• [Given task]:
State only how many lines contain the string "intercept".

• [Dataset entries]:
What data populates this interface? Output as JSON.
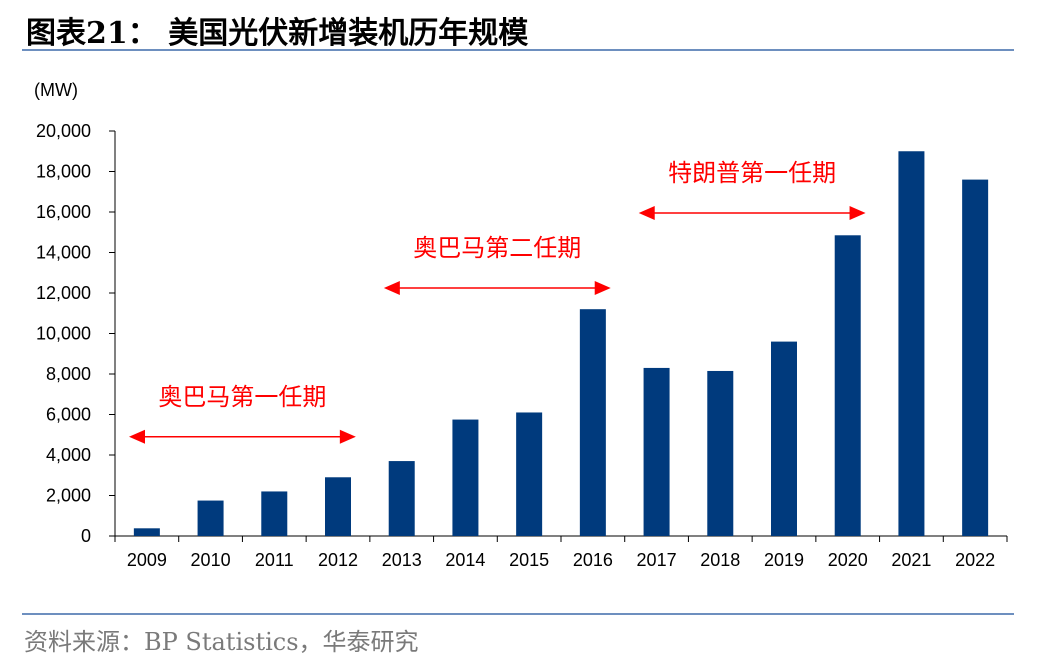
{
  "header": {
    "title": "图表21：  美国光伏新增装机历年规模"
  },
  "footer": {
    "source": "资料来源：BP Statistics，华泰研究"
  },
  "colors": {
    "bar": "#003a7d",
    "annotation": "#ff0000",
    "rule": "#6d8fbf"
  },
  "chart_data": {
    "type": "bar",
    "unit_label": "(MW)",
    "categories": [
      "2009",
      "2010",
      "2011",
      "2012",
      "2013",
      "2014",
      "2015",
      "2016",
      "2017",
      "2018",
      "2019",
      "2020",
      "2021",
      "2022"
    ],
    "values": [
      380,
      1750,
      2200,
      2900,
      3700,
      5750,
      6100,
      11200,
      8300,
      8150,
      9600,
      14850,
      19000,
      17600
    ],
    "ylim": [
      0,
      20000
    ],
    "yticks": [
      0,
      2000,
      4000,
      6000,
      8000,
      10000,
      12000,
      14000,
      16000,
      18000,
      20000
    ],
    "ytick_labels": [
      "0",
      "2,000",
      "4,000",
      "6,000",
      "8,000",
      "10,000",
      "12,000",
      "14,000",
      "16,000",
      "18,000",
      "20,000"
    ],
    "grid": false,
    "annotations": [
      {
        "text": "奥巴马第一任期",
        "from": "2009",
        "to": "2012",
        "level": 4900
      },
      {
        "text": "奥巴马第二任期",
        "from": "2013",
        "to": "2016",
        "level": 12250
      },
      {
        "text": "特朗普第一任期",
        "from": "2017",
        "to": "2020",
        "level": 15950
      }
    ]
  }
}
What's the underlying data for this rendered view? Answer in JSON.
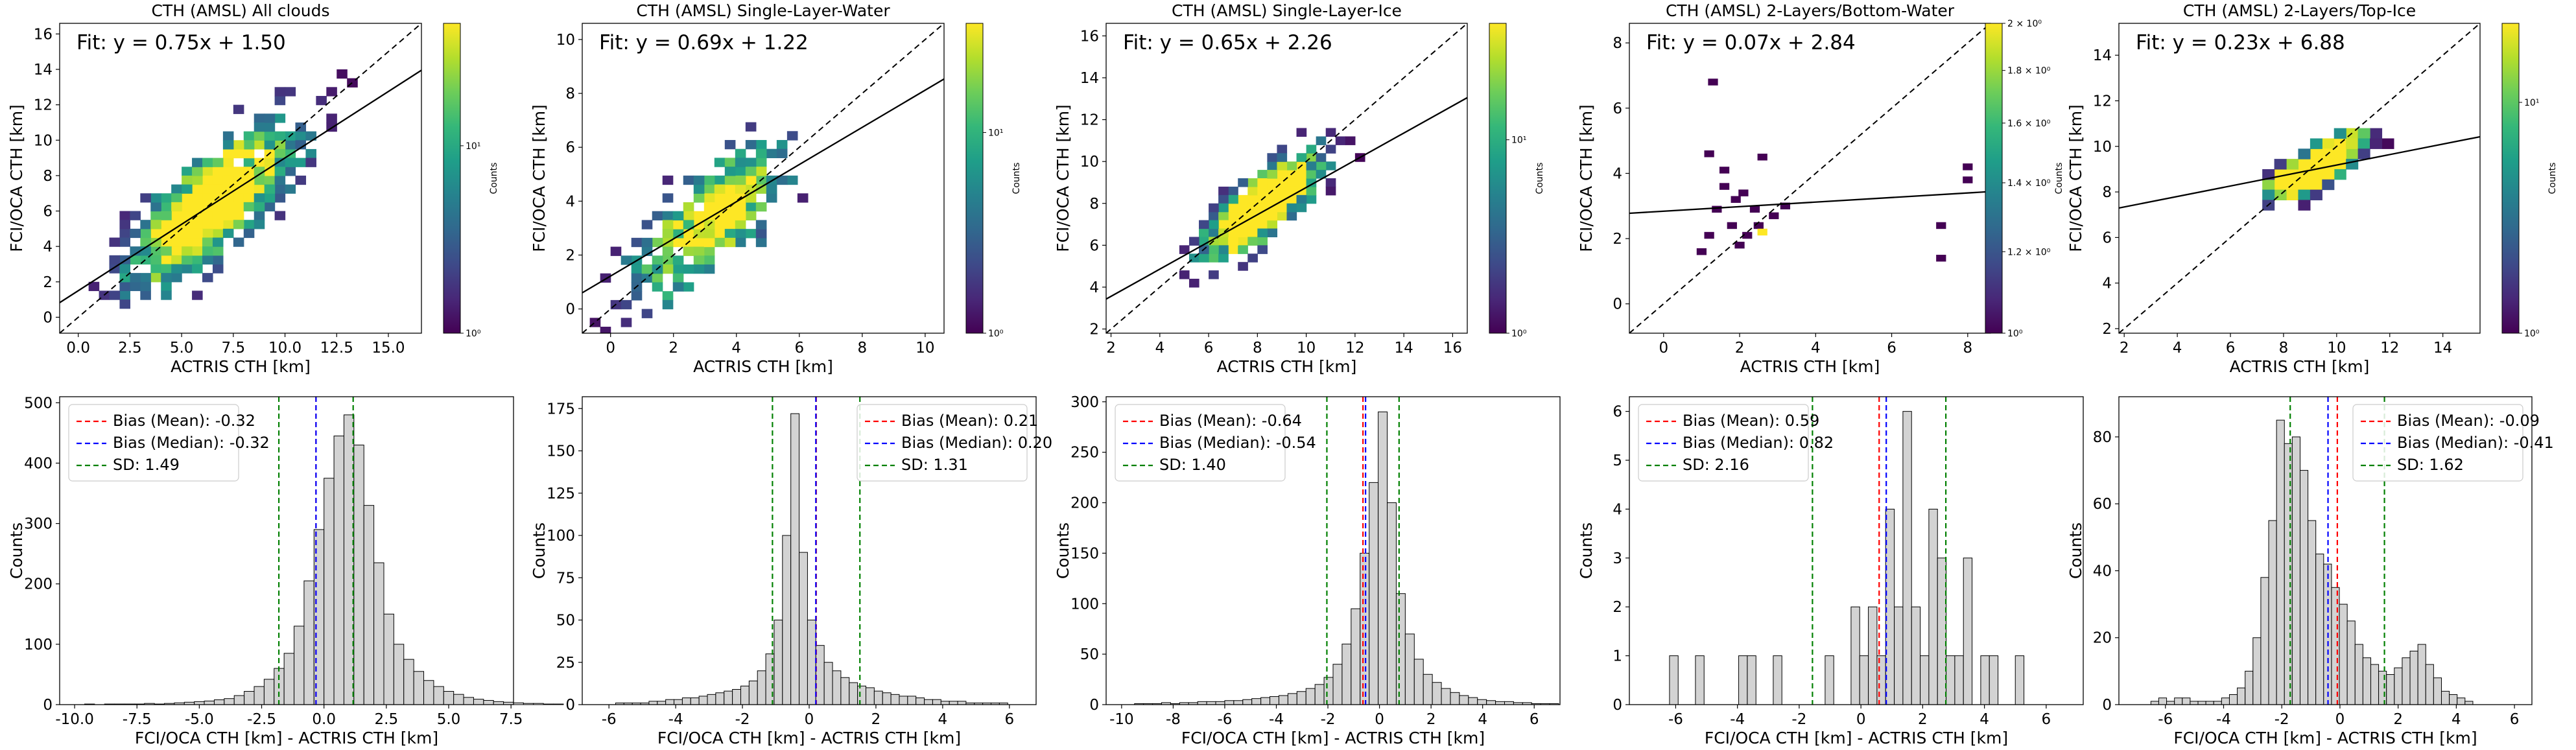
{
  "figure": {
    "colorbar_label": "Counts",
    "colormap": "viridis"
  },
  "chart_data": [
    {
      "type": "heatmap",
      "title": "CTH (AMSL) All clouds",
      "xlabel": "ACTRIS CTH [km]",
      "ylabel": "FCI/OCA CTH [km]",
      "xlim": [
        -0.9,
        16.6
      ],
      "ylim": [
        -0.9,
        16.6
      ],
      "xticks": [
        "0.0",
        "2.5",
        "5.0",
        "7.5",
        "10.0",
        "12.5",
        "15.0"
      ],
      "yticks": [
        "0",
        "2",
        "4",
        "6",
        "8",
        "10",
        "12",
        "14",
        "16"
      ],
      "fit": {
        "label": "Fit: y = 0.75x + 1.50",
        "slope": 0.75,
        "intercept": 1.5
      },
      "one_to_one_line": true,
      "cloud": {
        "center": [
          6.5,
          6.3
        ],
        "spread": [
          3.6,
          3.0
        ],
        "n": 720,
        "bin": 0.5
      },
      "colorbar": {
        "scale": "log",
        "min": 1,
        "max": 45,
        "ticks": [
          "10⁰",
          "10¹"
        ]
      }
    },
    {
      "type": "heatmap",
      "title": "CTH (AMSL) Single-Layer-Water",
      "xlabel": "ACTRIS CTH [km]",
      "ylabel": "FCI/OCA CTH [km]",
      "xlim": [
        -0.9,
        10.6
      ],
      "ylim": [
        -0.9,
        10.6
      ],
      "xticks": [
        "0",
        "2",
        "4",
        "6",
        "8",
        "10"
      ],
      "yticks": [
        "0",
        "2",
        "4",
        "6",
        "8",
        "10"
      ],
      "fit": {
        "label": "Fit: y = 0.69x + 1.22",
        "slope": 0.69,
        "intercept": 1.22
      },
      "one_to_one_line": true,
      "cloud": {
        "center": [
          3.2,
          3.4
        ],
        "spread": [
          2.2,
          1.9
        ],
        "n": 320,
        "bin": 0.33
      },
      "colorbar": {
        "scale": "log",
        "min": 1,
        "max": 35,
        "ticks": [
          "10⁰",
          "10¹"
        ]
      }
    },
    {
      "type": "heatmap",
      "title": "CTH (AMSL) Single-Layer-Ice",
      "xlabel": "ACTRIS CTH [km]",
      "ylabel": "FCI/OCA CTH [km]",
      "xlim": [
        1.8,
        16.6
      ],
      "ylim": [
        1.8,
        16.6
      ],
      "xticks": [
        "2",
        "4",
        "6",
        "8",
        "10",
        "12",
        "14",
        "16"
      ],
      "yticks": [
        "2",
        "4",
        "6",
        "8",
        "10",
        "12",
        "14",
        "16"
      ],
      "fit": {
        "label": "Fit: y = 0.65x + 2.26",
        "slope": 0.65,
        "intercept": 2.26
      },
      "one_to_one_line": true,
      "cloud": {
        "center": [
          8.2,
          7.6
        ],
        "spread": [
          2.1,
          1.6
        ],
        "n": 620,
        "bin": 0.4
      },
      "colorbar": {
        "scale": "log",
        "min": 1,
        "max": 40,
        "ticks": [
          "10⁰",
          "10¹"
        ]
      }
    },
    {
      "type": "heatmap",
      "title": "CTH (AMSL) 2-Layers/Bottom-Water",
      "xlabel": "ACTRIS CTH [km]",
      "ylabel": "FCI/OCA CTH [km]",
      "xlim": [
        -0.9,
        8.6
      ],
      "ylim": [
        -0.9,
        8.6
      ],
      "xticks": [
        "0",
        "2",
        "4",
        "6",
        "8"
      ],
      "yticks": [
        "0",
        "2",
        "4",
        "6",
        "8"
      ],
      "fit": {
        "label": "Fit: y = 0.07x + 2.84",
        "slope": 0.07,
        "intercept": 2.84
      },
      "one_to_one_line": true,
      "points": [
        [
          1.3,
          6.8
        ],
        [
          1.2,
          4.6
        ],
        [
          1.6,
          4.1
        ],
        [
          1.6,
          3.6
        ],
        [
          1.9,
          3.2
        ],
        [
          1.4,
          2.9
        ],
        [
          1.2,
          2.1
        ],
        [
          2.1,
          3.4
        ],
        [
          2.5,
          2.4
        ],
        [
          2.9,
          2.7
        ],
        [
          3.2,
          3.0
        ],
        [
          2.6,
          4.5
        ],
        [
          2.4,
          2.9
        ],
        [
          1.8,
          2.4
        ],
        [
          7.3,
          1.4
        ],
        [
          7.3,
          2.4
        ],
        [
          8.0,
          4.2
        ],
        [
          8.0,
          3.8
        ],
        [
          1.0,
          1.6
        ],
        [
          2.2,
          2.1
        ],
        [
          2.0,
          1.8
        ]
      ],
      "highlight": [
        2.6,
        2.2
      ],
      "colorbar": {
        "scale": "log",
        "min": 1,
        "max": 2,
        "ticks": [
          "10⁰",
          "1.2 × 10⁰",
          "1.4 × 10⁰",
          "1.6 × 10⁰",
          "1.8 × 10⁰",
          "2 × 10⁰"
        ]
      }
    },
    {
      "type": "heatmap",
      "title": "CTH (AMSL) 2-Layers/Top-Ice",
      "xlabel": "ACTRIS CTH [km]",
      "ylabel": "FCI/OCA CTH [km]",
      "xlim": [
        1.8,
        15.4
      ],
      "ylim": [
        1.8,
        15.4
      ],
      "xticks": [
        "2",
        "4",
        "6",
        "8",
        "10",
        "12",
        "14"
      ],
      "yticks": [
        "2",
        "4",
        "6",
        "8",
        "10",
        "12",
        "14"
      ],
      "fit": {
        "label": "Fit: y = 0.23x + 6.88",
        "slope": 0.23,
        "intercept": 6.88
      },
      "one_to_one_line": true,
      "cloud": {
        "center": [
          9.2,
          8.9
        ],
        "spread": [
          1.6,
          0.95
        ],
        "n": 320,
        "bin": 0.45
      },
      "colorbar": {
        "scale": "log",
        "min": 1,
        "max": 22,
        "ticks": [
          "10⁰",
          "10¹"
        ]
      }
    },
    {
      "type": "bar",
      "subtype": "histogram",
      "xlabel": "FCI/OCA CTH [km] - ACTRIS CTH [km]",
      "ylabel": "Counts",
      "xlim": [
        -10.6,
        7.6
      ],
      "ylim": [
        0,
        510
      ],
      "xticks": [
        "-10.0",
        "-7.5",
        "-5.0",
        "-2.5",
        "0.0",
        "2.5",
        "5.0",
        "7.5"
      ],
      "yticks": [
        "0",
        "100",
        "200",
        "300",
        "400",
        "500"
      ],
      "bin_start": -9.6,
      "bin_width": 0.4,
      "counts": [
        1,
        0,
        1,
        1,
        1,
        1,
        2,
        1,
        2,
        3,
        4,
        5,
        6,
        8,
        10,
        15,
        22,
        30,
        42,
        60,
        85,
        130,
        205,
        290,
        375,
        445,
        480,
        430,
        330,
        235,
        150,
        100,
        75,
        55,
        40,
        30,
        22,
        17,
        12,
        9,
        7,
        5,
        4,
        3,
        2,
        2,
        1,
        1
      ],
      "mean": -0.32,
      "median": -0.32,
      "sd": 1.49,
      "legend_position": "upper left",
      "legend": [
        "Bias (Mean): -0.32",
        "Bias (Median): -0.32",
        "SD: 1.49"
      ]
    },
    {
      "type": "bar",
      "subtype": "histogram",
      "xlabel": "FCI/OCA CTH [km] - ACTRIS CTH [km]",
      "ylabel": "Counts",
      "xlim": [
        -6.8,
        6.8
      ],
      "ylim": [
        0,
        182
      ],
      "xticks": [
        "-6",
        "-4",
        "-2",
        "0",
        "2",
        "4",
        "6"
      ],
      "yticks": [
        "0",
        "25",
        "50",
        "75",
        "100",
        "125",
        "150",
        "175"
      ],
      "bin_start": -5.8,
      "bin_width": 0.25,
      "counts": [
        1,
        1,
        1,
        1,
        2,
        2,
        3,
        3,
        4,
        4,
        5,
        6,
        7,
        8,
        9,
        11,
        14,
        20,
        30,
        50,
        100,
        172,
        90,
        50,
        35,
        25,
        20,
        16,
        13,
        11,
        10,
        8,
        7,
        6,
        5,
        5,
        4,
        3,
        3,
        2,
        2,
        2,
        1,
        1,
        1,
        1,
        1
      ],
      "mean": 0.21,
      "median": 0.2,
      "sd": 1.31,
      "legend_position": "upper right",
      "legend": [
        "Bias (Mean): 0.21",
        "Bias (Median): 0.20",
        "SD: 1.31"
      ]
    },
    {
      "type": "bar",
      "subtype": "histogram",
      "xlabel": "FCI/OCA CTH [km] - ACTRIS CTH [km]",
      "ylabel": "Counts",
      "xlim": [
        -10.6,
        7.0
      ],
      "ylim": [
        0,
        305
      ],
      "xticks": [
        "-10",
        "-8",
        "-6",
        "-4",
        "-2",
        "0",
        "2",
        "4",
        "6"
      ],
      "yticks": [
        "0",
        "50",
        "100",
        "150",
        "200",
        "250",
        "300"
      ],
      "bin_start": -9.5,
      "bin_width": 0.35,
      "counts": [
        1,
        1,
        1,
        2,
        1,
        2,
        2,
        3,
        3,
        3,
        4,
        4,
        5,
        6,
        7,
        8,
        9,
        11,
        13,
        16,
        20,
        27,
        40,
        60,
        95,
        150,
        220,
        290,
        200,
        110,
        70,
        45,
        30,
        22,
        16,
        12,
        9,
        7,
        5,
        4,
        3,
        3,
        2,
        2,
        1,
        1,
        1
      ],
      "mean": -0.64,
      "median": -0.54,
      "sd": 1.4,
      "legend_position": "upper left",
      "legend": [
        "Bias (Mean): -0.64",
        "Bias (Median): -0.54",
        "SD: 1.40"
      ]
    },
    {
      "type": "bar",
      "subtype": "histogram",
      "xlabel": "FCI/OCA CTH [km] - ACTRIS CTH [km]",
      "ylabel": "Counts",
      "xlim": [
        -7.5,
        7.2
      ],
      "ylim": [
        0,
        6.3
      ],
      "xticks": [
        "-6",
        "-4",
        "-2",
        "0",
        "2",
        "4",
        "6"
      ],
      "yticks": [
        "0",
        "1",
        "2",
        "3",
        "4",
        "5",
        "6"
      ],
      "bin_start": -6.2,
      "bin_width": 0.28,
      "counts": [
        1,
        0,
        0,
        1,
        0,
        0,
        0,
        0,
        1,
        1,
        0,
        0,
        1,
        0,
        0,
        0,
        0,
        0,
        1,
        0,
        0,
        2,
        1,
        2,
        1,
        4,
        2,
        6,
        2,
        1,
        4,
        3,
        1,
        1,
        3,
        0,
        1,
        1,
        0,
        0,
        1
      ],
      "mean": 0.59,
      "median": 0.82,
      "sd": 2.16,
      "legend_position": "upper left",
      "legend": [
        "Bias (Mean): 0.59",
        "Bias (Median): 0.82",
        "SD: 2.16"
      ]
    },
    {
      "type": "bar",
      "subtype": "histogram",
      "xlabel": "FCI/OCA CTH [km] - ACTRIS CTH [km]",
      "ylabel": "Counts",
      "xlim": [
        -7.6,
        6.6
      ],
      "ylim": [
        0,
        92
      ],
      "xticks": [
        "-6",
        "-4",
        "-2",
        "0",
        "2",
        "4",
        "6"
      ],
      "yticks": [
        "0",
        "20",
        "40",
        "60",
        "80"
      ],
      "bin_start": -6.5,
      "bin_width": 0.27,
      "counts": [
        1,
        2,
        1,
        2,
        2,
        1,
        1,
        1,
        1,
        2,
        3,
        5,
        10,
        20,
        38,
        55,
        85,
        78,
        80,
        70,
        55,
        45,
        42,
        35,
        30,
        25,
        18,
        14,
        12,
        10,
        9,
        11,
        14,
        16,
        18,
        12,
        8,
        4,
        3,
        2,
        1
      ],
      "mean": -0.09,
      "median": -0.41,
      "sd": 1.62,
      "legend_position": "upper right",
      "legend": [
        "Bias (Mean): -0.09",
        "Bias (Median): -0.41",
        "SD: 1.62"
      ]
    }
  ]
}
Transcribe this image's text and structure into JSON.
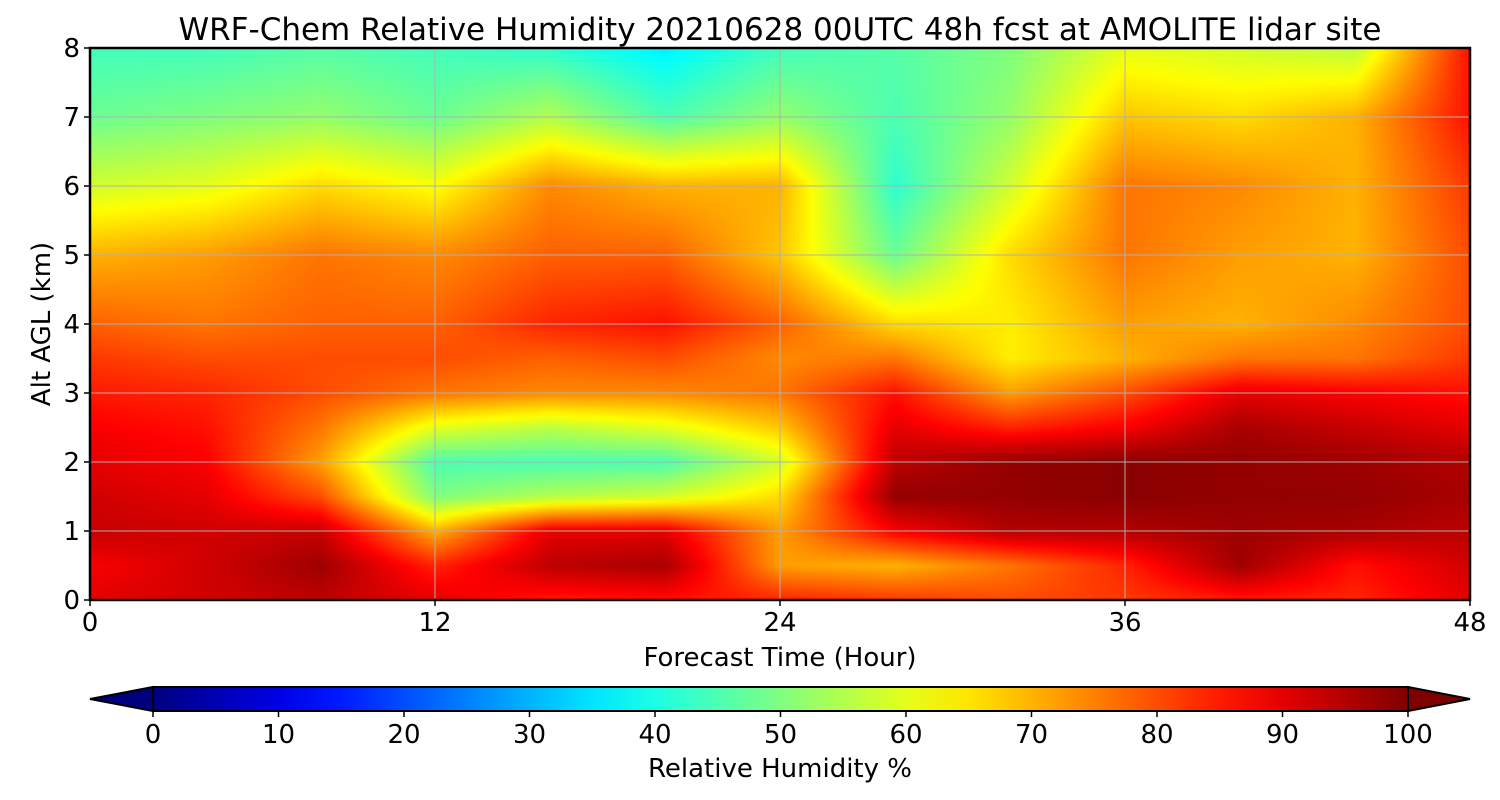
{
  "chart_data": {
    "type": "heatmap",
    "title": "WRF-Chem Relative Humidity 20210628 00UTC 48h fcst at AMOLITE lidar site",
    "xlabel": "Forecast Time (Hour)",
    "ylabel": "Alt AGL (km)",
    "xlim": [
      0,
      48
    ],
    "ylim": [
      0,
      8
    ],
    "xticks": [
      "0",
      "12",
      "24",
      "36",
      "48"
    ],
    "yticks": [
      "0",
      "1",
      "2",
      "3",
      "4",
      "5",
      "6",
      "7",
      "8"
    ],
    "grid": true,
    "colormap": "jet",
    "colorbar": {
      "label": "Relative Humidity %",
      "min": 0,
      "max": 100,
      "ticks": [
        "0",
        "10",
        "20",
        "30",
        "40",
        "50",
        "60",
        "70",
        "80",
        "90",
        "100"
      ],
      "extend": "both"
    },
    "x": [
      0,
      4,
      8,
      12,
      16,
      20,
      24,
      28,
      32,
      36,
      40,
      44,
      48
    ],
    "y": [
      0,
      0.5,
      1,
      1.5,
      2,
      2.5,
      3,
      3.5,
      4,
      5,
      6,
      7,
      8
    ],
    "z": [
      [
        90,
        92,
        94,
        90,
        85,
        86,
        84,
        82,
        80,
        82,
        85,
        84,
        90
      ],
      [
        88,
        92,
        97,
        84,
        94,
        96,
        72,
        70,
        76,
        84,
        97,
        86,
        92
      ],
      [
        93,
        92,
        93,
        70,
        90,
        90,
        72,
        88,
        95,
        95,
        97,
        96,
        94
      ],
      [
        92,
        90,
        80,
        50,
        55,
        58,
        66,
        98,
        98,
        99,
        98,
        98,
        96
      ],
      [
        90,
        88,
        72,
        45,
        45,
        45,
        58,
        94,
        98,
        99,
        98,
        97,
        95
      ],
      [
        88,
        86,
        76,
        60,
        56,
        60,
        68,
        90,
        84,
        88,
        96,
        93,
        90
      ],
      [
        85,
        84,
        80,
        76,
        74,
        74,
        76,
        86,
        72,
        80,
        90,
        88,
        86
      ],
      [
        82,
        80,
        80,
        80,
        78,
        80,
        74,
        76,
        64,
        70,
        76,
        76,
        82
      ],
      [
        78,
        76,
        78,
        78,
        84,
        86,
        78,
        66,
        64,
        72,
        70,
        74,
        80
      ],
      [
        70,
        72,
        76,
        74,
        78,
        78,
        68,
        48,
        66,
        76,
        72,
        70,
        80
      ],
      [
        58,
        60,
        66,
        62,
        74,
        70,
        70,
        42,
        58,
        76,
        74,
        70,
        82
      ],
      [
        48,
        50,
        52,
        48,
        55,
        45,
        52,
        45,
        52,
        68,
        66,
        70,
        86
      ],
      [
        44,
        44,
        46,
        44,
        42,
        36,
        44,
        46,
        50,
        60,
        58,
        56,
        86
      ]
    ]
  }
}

• [Task response]:
5